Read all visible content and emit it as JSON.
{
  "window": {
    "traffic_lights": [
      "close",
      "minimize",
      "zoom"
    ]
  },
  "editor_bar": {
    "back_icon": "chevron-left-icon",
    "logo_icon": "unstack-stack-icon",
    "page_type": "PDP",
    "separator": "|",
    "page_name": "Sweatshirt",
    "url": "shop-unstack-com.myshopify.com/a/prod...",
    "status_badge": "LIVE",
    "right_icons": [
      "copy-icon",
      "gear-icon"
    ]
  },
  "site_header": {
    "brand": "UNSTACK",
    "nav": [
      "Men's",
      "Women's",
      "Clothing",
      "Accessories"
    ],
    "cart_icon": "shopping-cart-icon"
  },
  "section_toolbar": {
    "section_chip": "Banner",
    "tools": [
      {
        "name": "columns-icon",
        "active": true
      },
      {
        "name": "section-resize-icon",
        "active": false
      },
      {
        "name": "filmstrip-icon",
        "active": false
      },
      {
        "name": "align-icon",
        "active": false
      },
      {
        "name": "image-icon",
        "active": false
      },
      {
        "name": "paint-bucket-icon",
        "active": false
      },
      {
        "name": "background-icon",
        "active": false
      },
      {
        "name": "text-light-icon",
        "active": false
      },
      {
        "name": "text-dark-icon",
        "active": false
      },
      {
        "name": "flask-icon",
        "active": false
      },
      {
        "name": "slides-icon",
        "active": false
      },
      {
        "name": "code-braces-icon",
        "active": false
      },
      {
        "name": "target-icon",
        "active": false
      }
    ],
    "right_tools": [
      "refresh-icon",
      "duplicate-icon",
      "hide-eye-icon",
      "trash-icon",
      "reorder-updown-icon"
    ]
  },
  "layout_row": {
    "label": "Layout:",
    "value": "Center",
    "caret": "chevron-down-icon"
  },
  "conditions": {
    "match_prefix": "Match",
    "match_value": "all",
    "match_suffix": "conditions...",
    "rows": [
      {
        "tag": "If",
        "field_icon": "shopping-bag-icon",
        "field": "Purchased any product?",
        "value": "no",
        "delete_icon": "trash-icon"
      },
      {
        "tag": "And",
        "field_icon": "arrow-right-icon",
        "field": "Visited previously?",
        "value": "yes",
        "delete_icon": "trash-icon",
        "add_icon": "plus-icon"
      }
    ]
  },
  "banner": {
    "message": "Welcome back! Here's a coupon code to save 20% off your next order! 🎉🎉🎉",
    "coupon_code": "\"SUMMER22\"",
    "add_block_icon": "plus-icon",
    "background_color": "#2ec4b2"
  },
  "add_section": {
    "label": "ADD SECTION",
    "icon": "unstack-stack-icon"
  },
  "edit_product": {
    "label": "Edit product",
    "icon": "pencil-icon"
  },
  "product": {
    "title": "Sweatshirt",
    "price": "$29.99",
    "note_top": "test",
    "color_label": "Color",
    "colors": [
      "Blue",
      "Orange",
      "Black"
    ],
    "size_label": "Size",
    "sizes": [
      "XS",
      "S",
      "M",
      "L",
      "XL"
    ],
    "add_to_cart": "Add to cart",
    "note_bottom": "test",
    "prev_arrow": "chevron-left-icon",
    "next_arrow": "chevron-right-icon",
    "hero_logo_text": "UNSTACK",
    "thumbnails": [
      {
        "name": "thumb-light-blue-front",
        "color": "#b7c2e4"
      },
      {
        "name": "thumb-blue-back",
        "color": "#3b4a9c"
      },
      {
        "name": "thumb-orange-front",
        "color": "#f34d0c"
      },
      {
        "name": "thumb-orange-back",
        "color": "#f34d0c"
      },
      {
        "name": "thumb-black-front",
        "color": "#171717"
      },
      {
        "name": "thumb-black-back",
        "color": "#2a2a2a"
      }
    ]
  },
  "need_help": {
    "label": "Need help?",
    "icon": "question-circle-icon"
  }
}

GIVEN REQUEST: The data above must be returned in full, exactly as written.

EXPECTED ANSWER:
Read all visible content and emit it as JSON.
{
  "window": {
    "traffic_lights": [
      "close",
      "minimize",
      "zoom"
    ]
  },
  "editor_bar": {
    "back_icon": "chevron-left-icon",
    "logo_icon": "unstack-stack-icon",
    "page_type": "PDP",
    "separator": "|",
    "page_name": "Sweatshirt",
    "url": "shop-unstack-com.myshopify.com/a/prod...",
    "status_badge": "LIVE",
    "right_icons": [
      "copy-icon",
      "gear-icon"
    ]
  },
  "site_header": {
    "brand": "UNSTACK",
    "nav": [
      "Men's",
      "Women's",
      "Clothing",
      "Accessories"
    ],
    "cart_icon": "shopping-cart-icon"
  },
  "section_toolbar": {
    "section_chip": "Banner",
    "tools": [
      {
        "name": "columns-icon",
        "active": true
      },
      {
        "name": "section-resize-icon",
        "active": false
      },
      {
        "name": "filmstrip-icon",
        "active": false
      },
      {
        "name": "align-icon",
        "active": false
      },
      {
        "name": "image-icon",
        "active": false
      },
      {
        "name": "paint-bucket-icon",
        "active": false
      },
      {
        "name": "background-icon",
        "active": false
      },
      {
        "name": "text-light-icon",
        "active": false
      },
      {
        "name": "text-dark-icon",
        "active": false
      },
      {
        "name": "flask-icon",
        "active": false
      },
      {
        "name": "slides-icon",
        "active": false
      },
      {
        "name": "code-braces-icon",
        "active": false
      },
      {
        "name": "target-icon",
        "active": false
      }
    ],
    "right_tools": [
      "refresh-icon",
      "duplicate-icon",
      "hide-eye-icon",
      "trash-icon",
      "reorder-updown-icon"
    ]
  },
  "layout_row": {
    "label": "Layout:",
    "value": "Center",
    "caret": "chevron-down-icon"
  },
  "conditions": {
    "match_prefix": "Match",
    "match_value": "all",
    "match_suffix": "conditions...",
    "rows": [
      {
        "tag": "If",
        "field_icon": "shopping-bag-icon",
        "field": "Purchased any product?",
        "value": "no",
        "delete_icon": "trash-icon"
      },
      {
        "tag": "And",
        "field_icon": "arrow-right-icon",
        "field": "Visited previously?",
        "value": "yes",
        "delete_icon": "trash-icon",
        "add_icon": "plus-icon"
      }
    ]
  },
  "banner": {
    "message": "Welcome back! Here's a coupon code to save 20% off your next order! 🎉🎉🎉",
    "coupon_code": "\"SUMMER22\"",
    "add_block_icon": "plus-icon",
    "background_color": "#2ec4b2"
  },
  "add_section": {
    "label": "ADD SECTION",
    "icon": "unstack-stack-icon"
  },
  "edit_product": {
    "label": "Edit product",
    "icon": "pencil-icon"
  },
  "product": {
    "title": "Sweatshirt",
    "price": "$29.99",
    "note_top": "test",
    "color_label": "Color",
    "colors": [
      "Blue",
      "Orange",
      "Black"
    ],
    "size_label": "Size",
    "sizes": [
      "XS",
      "S",
      "M",
      "L",
      "XL"
    ],
    "add_to_cart": "Add to cart",
    "note_bottom": "test",
    "prev_arrow": "chevron-left-icon",
    "next_arrow": "chevron-right-icon",
    "hero_logo_text": "UNSTACK",
    "thumbnails": [
      {
        "name": "thumb-light-blue-front",
        "color": "#b7c2e4"
      },
      {
        "name": "thumb-blue-back",
        "color": "#3b4a9c"
      },
      {
        "name": "thumb-orange-front",
        "color": "#f34d0c"
      },
      {
        "name": "thumb-orange-back",
        "color": "#f34d0c"
      },
      {
        "name": "thumb-black-front",
        "color": "#171717"
      },
      {
        "name": "thumb-black-back",
        "color": "#2a2a2a"
      }
    ]
  },
  "need_help": {
    "label": "Need help?",
    "icon": "question-circle-icon"
  }
}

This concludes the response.